WORKING DATA.

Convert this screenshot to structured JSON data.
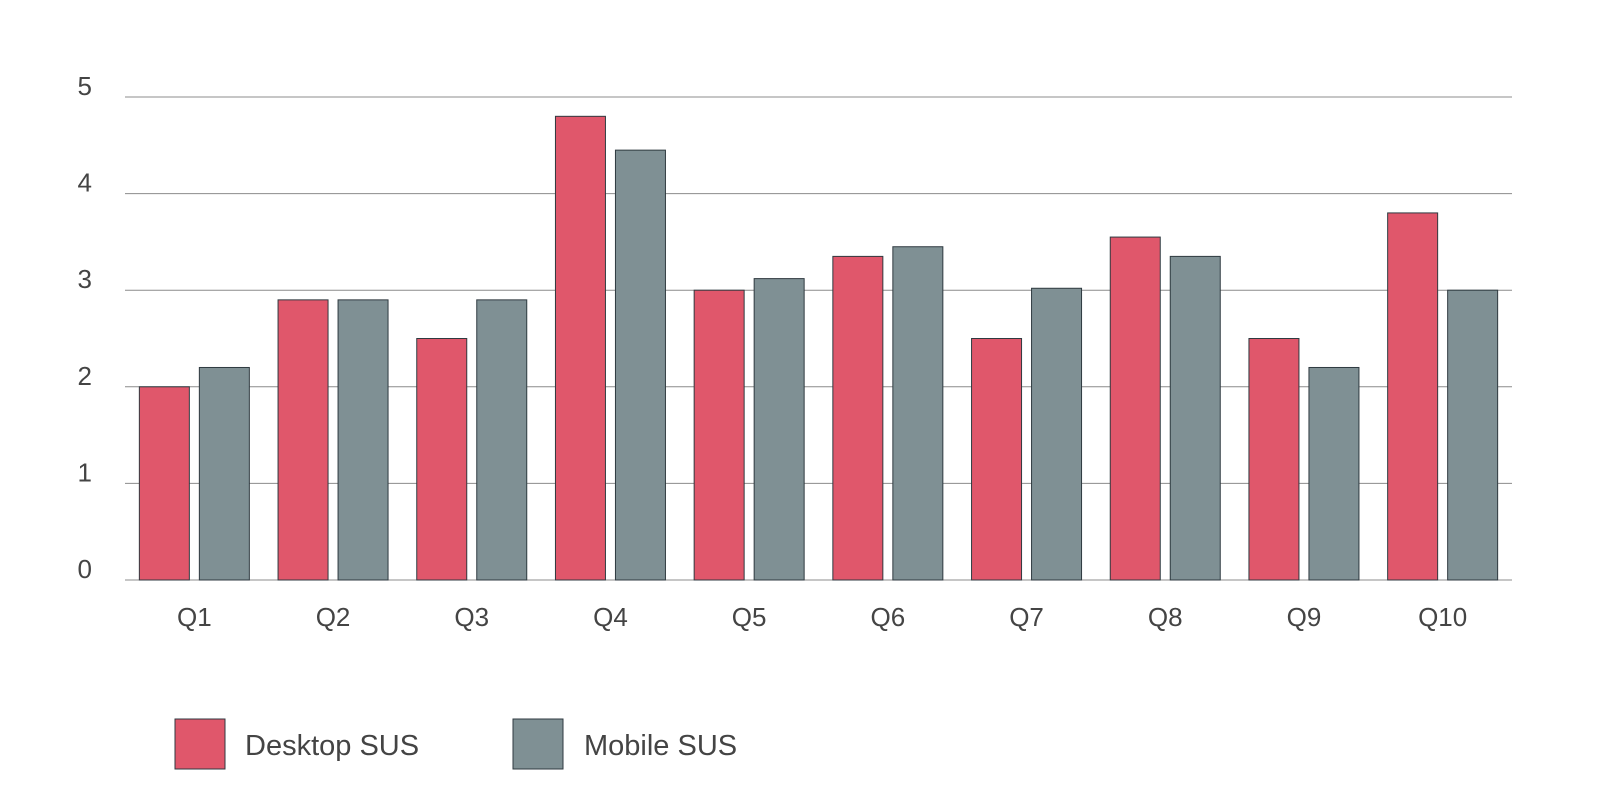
{
  "chart_data": {
    "type": "bar",
    "title": "",
    "xlabel": "",
    "ylabel": "",
    "categories": [
      "Q1",
      "Q2",
      "Q3",
      "Q4",
      "Q5",
      "Q6",
      "Q7",
      "Q8",
      "Q9",
      "Q10"
    ],
    "series": [
      {
        "name": "Desktop SUS",
        "color": "#e0576b",
        "values": [
          2.0,
          2.9,
          2.5,
          4.8,
          3.0,
          3.35,
          2.5,
          3.55,
          2.5,
          3.8
        ]
      },
      {
        "name": "Mobile SUS",
        "color": "#7f9094",
        "values": [
          2.2,
          2.9,
          2.9,
          4.45,
          3.12,
          3.45,
          3.02,
          3.35,
          2.2,
          3.0
        ]
      }
    ],
    "ylim": [
      0,
      5
    ],
    "yticks": [
      "0",
      "1",
      "2",
      "3",
      "4",
      "5"
    ],
    "grid": true,
    "legend_position": "bottom-left"
  }
}
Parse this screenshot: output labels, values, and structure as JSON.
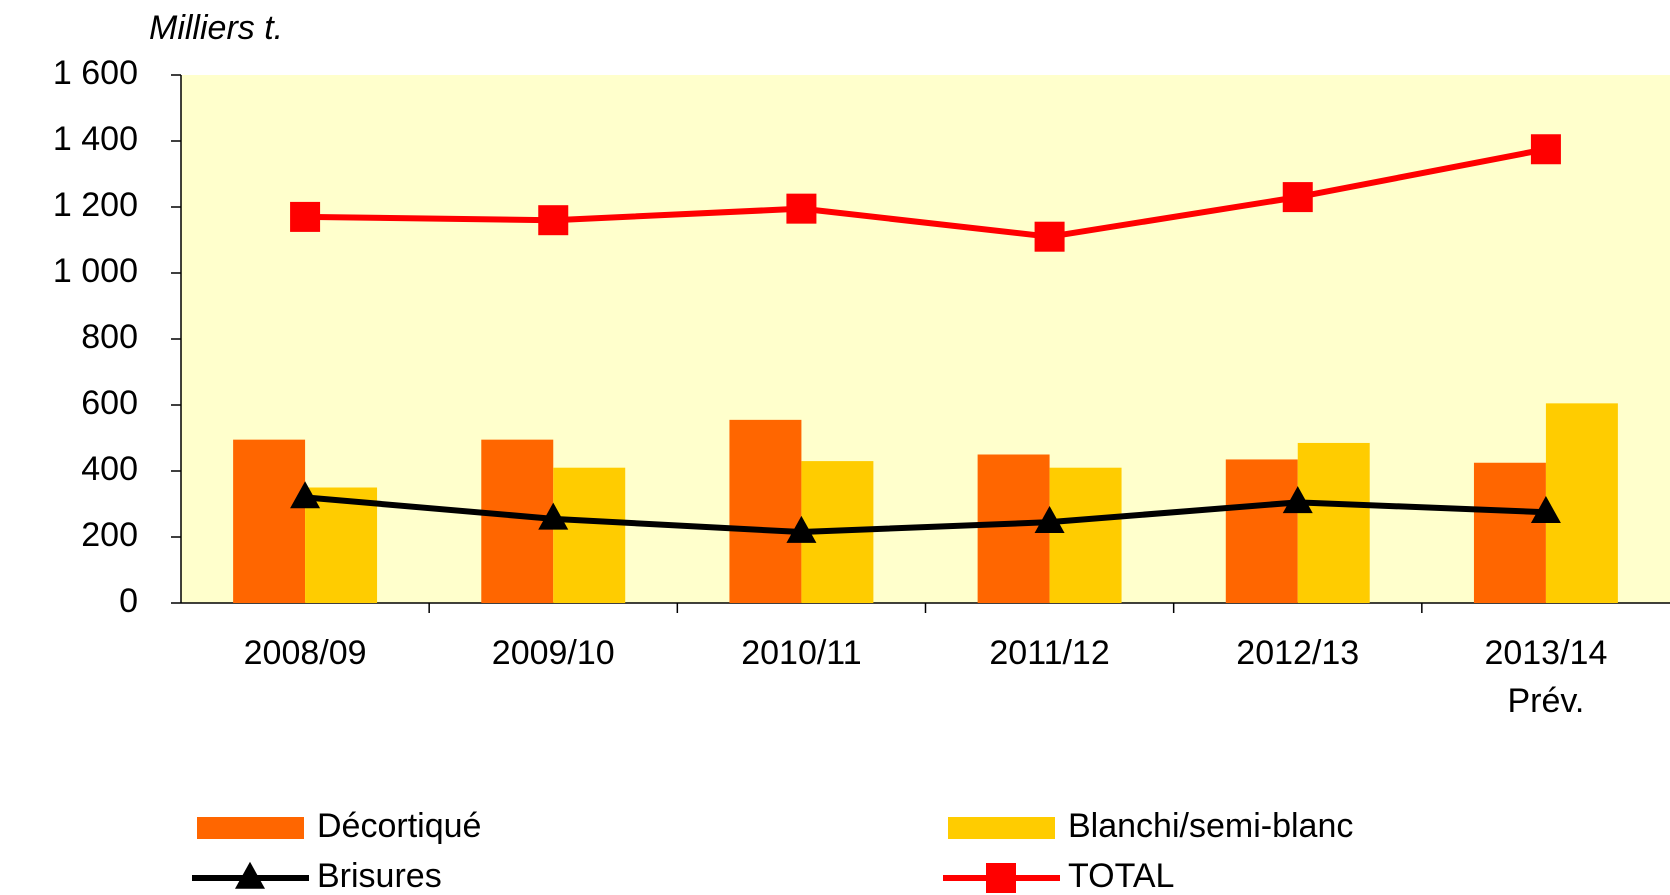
{
  "chart_data": {
    "type": "bar-line",
    "y_label": "Milliers t.",
    "categories": [
      "2008/09",
      "2009/10",
      "2010/11",
      "2011/12",
      "2012/13",
      "2013/14\nPrév."
    ],
    "series": [
      {
        "name": "Décortiqué",
        "type": "bar",
        "color": "#ff6600",
        "values": [
          495,
          495,
          555,
          450,
          435,
          425
        ]
      },
      {
        "name": "Blanchi/semi-blanc",
        "type": "bar",
        "color": "#ffcc00",
        "values": [
          350,
          410,
          430,
          410,
          485,
          605
        ]
      },
      {
        "name": "Brisures",
        "type": "line",
        "marker": "triangle",
        "color": "#000000",
        "values": [
          320,
          255,
          215,
          245,
          305,
          275
        ]
      },
      {
        "name": "TOTAL",
        "type": "line",
        "marker": "square",
        "color": "#ff0000",
        "values": [
          1170,
          1160,
          1195,
          1110,
          1230,
          1375
        ]
      }
    ],
    "ylim": [
      0,
      1600
    ],
    "yticks": [
      0,
      200,
      400,
      600,
      800,
      {
        "value": 1000,
        "label": "1 000"
      },
      {
        "value": 1200,
        "label": "1 200"
      },
      {
        "value": 1400,
        "label": "1 400"
      },
      {
        "value": 1600,
        "label": "1 600"
      }
    ],
    "plot_background": "#ffffcc",
    "grid": false
  }
}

SET PROBLEM. Reproduce all of the material above word for word. Omit the pictures.

RESULT OF THE TASK.
Convert this screenshot to structured JSON data.
{
  "chart_data": {
    "type": "bar",
    "title": "",
    "xlabel": "",
    "ylabel": "",
    "categories": [
      "Q1",
      "Q2",
      "Q3",
      "Q4",
      "Q5",
      "Q6",
      "Q7",
      "Q8",
      "Q9",
      "Q10"
    ],
    "series": [
      {
        "name": "Desktop SUS",
        "color": "#e0576b",
        "values": [
          2.0,
          2.9,
          2.5,
          4.8,
          3.0,
          3.35,
          2.5,
          3.55,
          2.5,
          3.8
        ]
      },
      {
        "name": "Mobile SUS",
        "color": "#7f9094",
        "values": [
          2.2,
          2.9,
          2.9,
          4.45,
          3.12,
          3.45,
          3.02,
          3.35,
          2.2,
          3.0
        ]
      }
    ],
    "ylim": [
      0,
      5
    ],
    "yticks": [
      "0",
      "1",
      "2",
      "3",
      "4",
      "5"
    ],
    "grid": true,
    "legend_position": "bottom-left"
  }
}
Parse this screenshot: output labels, values, and structure as JSON.
{
  "chart_data": {
    "type": "bar-line",
    "y_label": "Milliers t.",
    "categories": [
      "2008/09",
      "2009/10",
      "2010/11",
      "2011/12",
      "2012/13",
      "2013/14\nPrév."
    ],
    "series": [
      {
        "name": "Décortiqué",
        "type": "bar",
        "color": "#ff6600",
        "values": [
          495,
          495,
          555,
          450,
          435,
          425
        ]
      },
      {
        "name": "Blanchi/semi-blanc",
        "type": "bar",
        "color": "#ffcc00",
        "values": [
          350,
          410,
          430,
          410,
          485,
          605
        ]
      },
      {
        "name": "Brisures",
        "type": "line",
        "marker": "triangle",
        "color": "#000000",
        "values": [
          320,
          255,
          215,
          245,
          305,
          275
        ]
      },
      {
        "name": "TOTAL",
        "type": "line",
        "marker": "square",
        "color": "#ff0000",
        "values": [
          1170,
          1160,
          1195,
          1110,
          1230,
          1375
        ]
      }
    ],
    "ylim": [
      0,
      1600
    ],
    "yticks": [
      0,
      200,
      400,
      600,
      800,
      {
        "value": 1000,
        "label": "1 000"
      },
      {
        "value": 1200,
        "label": "1 200"
      },
      {
        "value": 1400,
        "label": "1 400"
      },
      {
        "value": 1600,
        "label": "1 600"
      }
    ],
    "plot_background": "#ffffcc",
    "grid": false
  }
}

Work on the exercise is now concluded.